◆ Teks sumber ◆

:::::

HUKUM-HUKUM HAID
Oleh Syaikh Muhammad bin Shaleh Al 'Utsaimin
Terdapat banyak hukum haid, ada lebih dari dua puluh hukum. Dan kami
sebutkan di sini hukum-hukum yang kami anggap banyak diperlukan, antara
lain.
1. SHALAT
Diharamkan bagi wanita haid mengerjakan shalat, baik fardhu maupun
sunat, dan tidak sah shalatnya. Juga tidak wajib baginya mengerjakan
shalat, kecuali jika ia mendapatkan sebagian dari waktunya sebanyak satu
raka'at sempurna, baik pada awal atau akhir waktunya.
Contoh pada awal waktu : Seorang wanita haid setelah matahari terbenam
tetapi ia sempat mendapatkan sebanyak saru ra'kaat dari waktunya. Maka
wajib baginya, setelah suci, mengqadha' shalat maghrib tersebut karena
ia telah mendapatkan sebagian dari waktunya yang cukup untuk satu rakaat
sebelum kedatangan haid.
Adapaun contoh pada akhir waktu, seorang wanita suci dari haid sebelum
matahari terbit dan masih sempat mendapatkan satu rakaat dari waktunya.
Maka wajib baginya, setelah bersuci, mengqadha' shalat Shubuh tersebut
karena ia masih sempat mendapatkan sebagian dari waktunya yang cukup
untuk satu rakaat.
Namun, jika wanita yang haid mendapatkan sebagian dari waktu shalat yang
tidak cukup untuk satu rakaat sempurna; seperti : Kedatangan haid -pada
contoh pertama- sesaat setelah matahari terbenam, atau suci dari haid
-pada contoh kedua- sesaat sebelum matahari terbit, maka shalat tersebut
tidak wajib baginya. Berdasarkan sabda Nabi Shallallahu 'alaihi wa
sallam.

:::::

◆ Soal A ◆
Pada catatan, ubah "wire" menjadi "cable" mulai dari baris yang memuat "svg-text:490 Ω: 490 Ω — [312, 244, 316, 253]" sampai dengan baris yang memuat "terminal stub E4 — [217, 197, 222, 203]". Tuliskan kembali baris-baris itu saja, dengan bagian lainnya tetap sama.

◆ Baris catatan ◆

:::::

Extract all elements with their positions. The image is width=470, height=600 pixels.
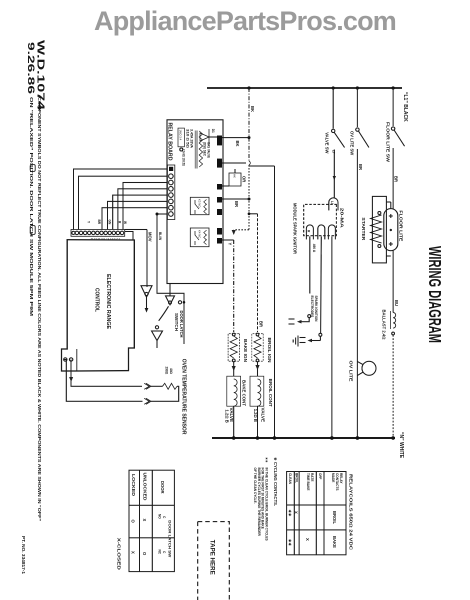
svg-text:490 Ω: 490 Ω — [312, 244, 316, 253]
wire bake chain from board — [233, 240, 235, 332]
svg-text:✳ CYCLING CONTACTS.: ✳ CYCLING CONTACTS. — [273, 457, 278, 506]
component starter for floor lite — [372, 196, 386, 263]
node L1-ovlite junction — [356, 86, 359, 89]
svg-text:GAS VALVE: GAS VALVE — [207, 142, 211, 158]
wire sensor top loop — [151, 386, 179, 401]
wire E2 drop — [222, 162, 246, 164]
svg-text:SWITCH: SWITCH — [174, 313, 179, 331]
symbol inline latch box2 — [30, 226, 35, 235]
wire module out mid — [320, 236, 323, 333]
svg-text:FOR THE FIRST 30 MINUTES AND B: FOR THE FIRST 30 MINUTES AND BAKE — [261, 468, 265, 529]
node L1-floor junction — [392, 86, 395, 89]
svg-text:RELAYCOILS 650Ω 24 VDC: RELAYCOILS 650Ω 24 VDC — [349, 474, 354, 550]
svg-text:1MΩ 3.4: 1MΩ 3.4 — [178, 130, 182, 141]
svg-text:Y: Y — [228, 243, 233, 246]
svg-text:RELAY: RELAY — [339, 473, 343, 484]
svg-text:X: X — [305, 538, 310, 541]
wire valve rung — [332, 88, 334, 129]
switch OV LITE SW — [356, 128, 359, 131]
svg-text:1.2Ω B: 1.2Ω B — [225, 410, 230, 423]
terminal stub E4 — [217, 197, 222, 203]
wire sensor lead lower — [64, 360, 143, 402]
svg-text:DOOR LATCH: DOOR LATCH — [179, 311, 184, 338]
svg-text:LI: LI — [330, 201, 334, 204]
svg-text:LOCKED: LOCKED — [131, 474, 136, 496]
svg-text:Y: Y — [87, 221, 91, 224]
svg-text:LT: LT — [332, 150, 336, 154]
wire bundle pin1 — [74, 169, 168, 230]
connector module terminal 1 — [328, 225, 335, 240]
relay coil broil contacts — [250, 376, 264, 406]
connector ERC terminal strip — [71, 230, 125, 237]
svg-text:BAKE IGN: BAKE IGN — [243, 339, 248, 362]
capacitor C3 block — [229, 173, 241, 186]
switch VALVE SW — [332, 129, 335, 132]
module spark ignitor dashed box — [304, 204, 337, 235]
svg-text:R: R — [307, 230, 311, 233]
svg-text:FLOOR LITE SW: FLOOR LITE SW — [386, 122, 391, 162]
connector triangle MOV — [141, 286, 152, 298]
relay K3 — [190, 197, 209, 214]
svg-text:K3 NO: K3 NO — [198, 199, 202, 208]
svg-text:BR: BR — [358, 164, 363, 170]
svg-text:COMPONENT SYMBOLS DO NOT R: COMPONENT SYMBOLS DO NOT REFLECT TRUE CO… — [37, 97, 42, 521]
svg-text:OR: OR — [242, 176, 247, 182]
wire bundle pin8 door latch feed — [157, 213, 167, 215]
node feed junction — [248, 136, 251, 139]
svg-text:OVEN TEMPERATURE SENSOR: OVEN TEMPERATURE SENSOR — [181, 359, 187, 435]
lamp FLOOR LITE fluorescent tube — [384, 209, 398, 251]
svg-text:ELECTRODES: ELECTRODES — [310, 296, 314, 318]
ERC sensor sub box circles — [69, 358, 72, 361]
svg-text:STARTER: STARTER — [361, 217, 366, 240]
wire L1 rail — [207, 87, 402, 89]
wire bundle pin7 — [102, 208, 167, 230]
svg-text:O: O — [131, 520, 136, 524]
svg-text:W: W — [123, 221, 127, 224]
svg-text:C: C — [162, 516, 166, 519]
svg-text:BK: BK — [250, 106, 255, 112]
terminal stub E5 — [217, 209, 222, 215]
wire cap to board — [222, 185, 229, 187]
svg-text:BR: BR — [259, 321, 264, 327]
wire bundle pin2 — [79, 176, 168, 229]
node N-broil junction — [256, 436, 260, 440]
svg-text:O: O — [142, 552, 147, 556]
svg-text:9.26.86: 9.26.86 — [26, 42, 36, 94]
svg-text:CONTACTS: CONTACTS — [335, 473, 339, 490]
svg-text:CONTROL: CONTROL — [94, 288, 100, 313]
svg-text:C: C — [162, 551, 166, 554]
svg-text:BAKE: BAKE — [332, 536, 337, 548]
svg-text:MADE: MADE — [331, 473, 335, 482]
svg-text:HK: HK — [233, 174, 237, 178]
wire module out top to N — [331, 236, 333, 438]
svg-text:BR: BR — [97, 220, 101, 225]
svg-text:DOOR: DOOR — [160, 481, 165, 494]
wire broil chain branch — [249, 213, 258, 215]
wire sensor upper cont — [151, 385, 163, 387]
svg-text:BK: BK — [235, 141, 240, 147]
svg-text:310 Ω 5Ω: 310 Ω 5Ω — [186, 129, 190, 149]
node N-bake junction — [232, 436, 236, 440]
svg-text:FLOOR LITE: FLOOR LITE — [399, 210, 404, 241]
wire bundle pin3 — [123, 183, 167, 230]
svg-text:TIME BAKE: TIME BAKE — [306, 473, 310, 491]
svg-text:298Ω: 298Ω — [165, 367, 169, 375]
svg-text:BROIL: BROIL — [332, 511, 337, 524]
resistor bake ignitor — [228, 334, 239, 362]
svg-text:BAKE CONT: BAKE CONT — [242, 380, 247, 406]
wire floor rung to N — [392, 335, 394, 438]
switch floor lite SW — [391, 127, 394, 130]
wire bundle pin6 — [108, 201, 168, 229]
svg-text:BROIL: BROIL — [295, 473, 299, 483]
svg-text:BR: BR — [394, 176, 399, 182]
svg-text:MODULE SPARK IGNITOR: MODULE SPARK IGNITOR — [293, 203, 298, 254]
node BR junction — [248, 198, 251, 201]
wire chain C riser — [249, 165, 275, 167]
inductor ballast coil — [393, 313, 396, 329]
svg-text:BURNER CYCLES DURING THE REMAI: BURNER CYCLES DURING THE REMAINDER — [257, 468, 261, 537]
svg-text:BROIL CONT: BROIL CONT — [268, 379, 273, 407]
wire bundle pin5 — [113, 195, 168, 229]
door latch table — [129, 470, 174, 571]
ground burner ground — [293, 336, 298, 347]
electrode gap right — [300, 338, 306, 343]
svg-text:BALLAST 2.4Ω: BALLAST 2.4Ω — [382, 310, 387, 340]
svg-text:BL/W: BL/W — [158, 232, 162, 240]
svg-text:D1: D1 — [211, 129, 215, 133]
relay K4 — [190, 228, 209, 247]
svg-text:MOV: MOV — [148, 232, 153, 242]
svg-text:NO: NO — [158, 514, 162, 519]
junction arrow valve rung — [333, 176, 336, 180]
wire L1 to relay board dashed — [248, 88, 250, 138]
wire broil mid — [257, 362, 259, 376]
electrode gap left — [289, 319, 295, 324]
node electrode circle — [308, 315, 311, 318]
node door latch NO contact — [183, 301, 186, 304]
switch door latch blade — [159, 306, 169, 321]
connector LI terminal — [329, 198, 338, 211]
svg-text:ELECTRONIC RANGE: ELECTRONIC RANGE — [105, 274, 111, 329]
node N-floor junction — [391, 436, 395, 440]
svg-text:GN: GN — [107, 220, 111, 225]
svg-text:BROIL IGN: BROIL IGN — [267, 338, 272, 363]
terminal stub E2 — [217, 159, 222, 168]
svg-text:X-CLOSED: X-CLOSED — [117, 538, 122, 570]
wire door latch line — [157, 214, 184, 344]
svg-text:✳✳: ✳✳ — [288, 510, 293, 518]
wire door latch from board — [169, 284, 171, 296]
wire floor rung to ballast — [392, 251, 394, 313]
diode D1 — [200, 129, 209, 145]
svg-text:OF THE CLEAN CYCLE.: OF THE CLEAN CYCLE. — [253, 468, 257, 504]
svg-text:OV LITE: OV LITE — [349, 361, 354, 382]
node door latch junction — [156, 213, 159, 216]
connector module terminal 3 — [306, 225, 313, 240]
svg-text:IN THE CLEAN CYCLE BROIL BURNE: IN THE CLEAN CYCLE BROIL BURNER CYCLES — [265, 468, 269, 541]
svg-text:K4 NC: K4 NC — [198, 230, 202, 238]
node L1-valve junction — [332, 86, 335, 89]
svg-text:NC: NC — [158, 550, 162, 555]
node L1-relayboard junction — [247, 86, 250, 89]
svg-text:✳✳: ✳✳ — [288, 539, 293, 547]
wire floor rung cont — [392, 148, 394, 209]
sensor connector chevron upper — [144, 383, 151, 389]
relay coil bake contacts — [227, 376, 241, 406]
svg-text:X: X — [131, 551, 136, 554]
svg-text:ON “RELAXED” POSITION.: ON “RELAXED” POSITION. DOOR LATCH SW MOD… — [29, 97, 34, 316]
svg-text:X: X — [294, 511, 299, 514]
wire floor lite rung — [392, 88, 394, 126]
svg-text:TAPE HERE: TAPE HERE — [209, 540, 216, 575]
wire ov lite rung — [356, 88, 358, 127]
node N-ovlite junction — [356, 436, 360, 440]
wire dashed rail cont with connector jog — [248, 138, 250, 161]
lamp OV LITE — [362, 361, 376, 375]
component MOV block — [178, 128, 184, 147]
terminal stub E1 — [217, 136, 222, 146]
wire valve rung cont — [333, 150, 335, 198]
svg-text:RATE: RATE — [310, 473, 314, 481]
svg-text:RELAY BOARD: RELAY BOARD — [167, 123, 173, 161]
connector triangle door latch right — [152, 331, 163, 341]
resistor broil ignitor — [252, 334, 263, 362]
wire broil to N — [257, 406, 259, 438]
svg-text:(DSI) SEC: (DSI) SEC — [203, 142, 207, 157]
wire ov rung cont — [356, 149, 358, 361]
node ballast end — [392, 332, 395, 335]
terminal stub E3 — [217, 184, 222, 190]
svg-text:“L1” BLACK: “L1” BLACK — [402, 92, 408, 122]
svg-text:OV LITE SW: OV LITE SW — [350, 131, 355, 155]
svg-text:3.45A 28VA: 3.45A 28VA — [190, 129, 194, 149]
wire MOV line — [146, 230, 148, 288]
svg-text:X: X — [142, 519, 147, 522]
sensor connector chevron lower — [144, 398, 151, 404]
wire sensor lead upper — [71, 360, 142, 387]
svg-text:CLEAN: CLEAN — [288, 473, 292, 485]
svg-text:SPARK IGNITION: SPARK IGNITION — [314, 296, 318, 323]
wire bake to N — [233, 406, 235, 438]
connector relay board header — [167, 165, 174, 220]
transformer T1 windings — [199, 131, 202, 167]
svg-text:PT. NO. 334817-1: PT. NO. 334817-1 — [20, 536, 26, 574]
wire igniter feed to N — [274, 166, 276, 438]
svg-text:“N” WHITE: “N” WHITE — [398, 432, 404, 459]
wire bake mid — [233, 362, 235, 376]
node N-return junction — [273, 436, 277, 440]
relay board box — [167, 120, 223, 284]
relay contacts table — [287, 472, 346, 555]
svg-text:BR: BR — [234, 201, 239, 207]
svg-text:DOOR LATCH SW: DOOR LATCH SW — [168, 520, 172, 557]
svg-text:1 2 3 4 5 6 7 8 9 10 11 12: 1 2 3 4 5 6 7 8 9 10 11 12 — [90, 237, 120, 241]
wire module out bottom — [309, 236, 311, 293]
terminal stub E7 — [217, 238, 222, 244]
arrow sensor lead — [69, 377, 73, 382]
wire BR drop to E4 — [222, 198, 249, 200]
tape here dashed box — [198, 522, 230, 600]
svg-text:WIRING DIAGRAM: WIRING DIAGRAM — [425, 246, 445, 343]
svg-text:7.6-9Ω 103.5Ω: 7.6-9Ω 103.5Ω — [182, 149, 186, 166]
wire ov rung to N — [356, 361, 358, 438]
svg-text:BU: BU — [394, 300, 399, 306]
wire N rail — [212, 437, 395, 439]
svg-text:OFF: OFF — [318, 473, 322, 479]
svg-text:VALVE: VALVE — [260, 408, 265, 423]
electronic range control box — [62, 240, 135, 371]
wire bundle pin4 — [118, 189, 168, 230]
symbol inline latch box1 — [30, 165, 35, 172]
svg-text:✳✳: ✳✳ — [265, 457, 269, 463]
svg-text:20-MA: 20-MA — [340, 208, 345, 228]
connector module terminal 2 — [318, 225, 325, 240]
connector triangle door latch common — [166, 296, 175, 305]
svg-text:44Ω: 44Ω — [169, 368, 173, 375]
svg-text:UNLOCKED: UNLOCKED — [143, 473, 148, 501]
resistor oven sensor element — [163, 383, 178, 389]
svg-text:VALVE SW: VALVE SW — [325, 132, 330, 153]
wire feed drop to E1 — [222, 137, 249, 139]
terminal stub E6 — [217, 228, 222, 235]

:::::

◆ Soal B ◆
Tuliskan kembali seluruh teks tentang hukum-hukum haid tanpa perubahan apa pun.

◆ Keluaran yang diharapkan A ◆
svg-text:490 Ω: 490 Ω — [312, 244, 316, 253]
cable bake chain from board — [233, 240, 235, 332]
svg-text:✳ CYCLING CONTACTS.: ✳ CYCLING CONTACTS. — [273, 457, 278, 506]
component starter for floor lite — [372, 196, 386, 263]
node L1-ovlite junction — [356, 86, 359, 89]
svg-text:GAS VALVE: GAS VALVE — [207, 142, 211, 158]
cable sensor top loop — [151, 386, 179, 401]
cable E2 drop — [222, 162, 246, 164]
svg-text:SWITCH: SWITCH — [174, 313, 179, 331]
symbol inline latch box2 — [30, 226, 35, 235]
cable module out mid — [320, 236, 323, 333]
svg-text:FOR THE FIRST 30 MINUTES AND B: FOR THE FIRST 30 MINUTES AND BAKE — [261, 468, 265, 529]
node L1-floor junction — [392, 86, 395, 89]
svg-text:RELAYCOILS 650Ω 24 VDC: RELAYCOILS 650Ω 24 VDC — [349, 474, 354, 550]
svg-text:1MΩ 3.4: 1MΩ 3.4 — [178, 130, 182, 141]
svg-text:Y: Y — [228, 243, 233, 246]
svg-text:RELAY: RELAY — [339, 473, 343, 484]
svg-text:X: X — [305, 538, 310, 541]
cable valve rung — [332, 88, 334, 129]
switch OV LITE SW — [356, 128, 359, 131]
svg-text:1.2Ω B: 1.2Ω B — [225, 410, 230, 423]
terminal stub E4 — [217, 197, 222, 203]

◆ Keluaran yang diharapkan B ◆
HUKUM-HUKUM HAID
Oleh Syaikh Muhammad bin Shaleh Al 'Utsaimin
Terdapat banyak hukum haid, ada lebih dari dua puluh hukum. Dan kami
sebutkan di sini hukum-hukum yang kami anggap banyak diperlukan, antara
lain.
1. SHALAT
Diharamkan bagi wanita haid mengerjakan shalat, baik fardhu maupun
sunat, dan tidak sah shalatnya. Juga tidak wajib baginya mengerjakan
shalat, kecuali jika ia mendapatkan sebagian dari waktunya sebanyak satu
raka'at sempurna, baik pada awal atau akhir waktunya.
Contoh pada awal waktu : Seorang wanita haid setelah matahari terbenam
tetapi ia sempat mendapatkan sebanyak saru ra'kaat dari waktunya. Maka
wajib baginya, setelah suci, mengqadha' shalat maghrib tersebut karena
ia telah mendapatkan sebagian dari waktunya yang cukup untuk satu rakaat
sebelum kedatangan haid.
Adapaun contoh pada akhir waktu, seorang wanita suci dari haid sebelum
matahari terbit dan masih sempat mendapatkan satu rakaat dari waktunya.
Maka wajib baginya, setelah bersuci, mengqadha' shalat Shubuh tersebut
karena ia masih sempat mendapatkan sebagian dari waktunya yang cukup
untuk satu rakaat.
Namun, jika wanita yang haid mendapatkan sebagian dari waktu shalat yang
tidak cukup untuk satu rakaat sempurna; seperti : Kedatangan haid -pada
contoh pertama- sesaat setelah matahari terbenam, atau suci dari haid
-pada contoh kedua- sesaat sebelum matahari terbit, maka shalat tersebut
tidak wajib baginya. Berdasarkan sabda Nabi Shallallahu 'alaihi wa
sallam.